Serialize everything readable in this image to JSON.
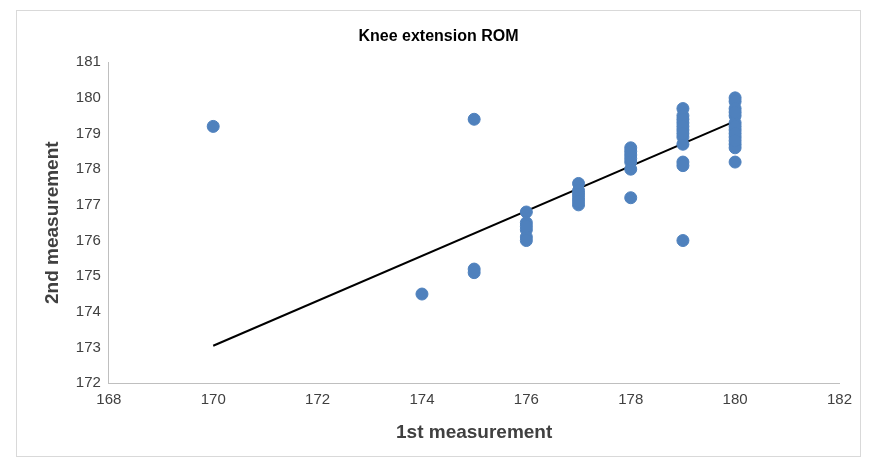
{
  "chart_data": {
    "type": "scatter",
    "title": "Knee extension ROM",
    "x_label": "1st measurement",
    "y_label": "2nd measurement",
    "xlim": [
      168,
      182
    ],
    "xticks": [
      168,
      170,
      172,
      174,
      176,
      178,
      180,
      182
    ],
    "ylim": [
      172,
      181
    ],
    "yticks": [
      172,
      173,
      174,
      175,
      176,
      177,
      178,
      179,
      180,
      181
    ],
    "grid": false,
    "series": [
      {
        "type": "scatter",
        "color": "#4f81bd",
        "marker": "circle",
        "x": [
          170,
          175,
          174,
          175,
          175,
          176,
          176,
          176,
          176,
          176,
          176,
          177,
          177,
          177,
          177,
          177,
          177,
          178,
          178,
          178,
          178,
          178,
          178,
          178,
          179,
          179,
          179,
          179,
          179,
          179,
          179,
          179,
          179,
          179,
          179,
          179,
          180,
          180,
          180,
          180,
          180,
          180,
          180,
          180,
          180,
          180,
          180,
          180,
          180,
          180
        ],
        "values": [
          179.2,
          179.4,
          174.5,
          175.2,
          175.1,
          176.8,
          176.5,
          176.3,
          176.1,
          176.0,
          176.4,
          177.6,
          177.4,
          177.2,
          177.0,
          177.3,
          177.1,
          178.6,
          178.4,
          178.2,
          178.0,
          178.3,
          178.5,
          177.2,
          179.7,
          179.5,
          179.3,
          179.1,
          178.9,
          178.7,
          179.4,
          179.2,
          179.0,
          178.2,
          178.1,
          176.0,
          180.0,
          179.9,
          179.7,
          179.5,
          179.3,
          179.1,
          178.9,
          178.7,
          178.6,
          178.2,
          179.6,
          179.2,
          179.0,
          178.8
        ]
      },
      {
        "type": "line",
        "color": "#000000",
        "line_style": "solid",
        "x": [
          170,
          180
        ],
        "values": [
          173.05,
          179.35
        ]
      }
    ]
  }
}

————————

__What needs to be done__
Your task is to repeat the data above exactly while excluding the pictures.

__The output__
Serialize everything readable in this image to JSON.
{
  "chart_data": {
    "type": "scatter",
    "title": "Knee extension ROM",
    "x_label": "1st measurement",
    "y_label": "2nd measurement",
    "xlim": [
      168,
      182
    ],
    "xticks": [
      168,
      170,
      172,
      174,
      176,
      178,
      180,
      182
    ],
    "ylim": [
      172,
      181
    ],
    "yticks": [
      172,
      173,
      174,
      175,
      176,
      177,
      178,
      179,
      180,
      181
    ],
    "grid": false,
    "series": [
      {
        "type": "scatter",
        "color": "#4f81bd",
        "marker": "circle",
        "x": [
          170,
          175,
          174,
          175,
          175,
          176,
          176,
          176,
          176,
          176,
          176,
          177,
          177,
          177,
          177,
          177,
          177,
          178,
          178,
          178,
          178,
          178,
          178,
          178,
          179,
          179,
          179,
          179,
          179,
          179,
          179,
          179,
          179,
          179,
          179,
          179,
          180,
          180,
          180,
          180,
          180,
          180,
          180,
          180,
          180,
          180,
          180,
          180,
          180,
          180
        ],
        "values": [
          179.2,
          179.4,
          174.5,
          175.2,
          175.1,
          176.8,
          176.5,
          176.3,
          176.1,
          176.0,
          176.4,
          177.6,
          177.4,
          177.2,
          177.0,
          177.3,
          177.1,
          178.6,
          178.4,
          178.2,
          178.0,
          178.3,
          178.5,
          177.2,
          179.7,
          179.5,
          179.3,
          179.1,
          178.9,
          178.7,
          179.4,
          179.2,
          179.0,
          178.2,
          178.1,
          176.0,
          180.0,
          179.9,
          179.7,
          179.5,
          179.3,
          179.1,
          178.9,
          178.7,
          178.6,
          178.2,
          179.6,
          179.2,
          179.0,
          178.8
        ]
      },
      {
        "type": "line",
        "color": "#000000",
        "line_style": "solid",
        "x": [
          170,
          180
        ],
        "values": [
          173.05,
          179.35
        ]
      }
    ]
  }
}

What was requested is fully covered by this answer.